-- Begin --
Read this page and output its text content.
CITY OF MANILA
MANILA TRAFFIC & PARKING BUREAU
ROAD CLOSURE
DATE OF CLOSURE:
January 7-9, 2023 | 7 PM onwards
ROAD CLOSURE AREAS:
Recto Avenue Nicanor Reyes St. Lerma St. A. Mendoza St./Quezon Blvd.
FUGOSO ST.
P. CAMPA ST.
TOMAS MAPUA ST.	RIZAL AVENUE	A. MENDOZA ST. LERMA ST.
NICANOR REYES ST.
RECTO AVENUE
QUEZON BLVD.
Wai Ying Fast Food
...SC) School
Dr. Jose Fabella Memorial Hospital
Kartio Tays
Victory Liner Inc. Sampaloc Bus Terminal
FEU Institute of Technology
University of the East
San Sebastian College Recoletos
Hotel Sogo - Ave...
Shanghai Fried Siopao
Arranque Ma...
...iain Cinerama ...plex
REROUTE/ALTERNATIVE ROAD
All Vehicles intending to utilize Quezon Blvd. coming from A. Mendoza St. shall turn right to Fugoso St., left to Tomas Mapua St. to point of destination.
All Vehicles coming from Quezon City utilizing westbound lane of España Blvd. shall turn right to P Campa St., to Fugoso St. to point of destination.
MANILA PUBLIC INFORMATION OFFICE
-- End --
▶ THE PROBLEM
The listing above must be transcribed exactly, line by line.

▶ ANSWER TO THE EXERCISE
Read this page and output its text content.
CITY OF MANILA
MANILA TRAFFIC & PARKING BUREAU
ROAD CLOSURE
DATE OF CLOSURE:
January 7-9, 2023 | 7 PM onwards
ROAD CLOSURE AREAS:
Recto Avenue Nicanor Reyes St. Lerma St. A. Mendoza St./Quezon Blvd.
FUGOSO ST.
P. CAMPA ST.
TOMAS MAPUA ST.	RIZAL AVENUE	A. MENDOZA ST. LERMA ST.
NICANOR REYES ST.
RECTO AVENUE
QUEZON BLVD.
Wai Ying Fast Food
...SC) School
Dr. Jose Fabella Memorial Hospital
Kartio Tays
Victory Liner Inc. Sampaloc Bus Terminal
FEU Institute of Technology
University of the East
San Sebastian College Recoletos
Hotel Sogo - Ave...
Shanghai Fried Siopao
Arranque Ma...
...iain Cinerama ...plex
REROUTE/ALTERNATIVE ROAD
All Vehicles intending to utilize Quezon Blvd. coming from A. Mendoza St. shall turn right to Fugoso St., left to Tomas Mapua St. to point of destination.
All Vehicles coming from Quezon City utilizing westbound lane of España Blvd. shall turn right to P Campa St., to Fugoso St. to point of destination.
MANILA PUBLIC INFORMATION OFFICE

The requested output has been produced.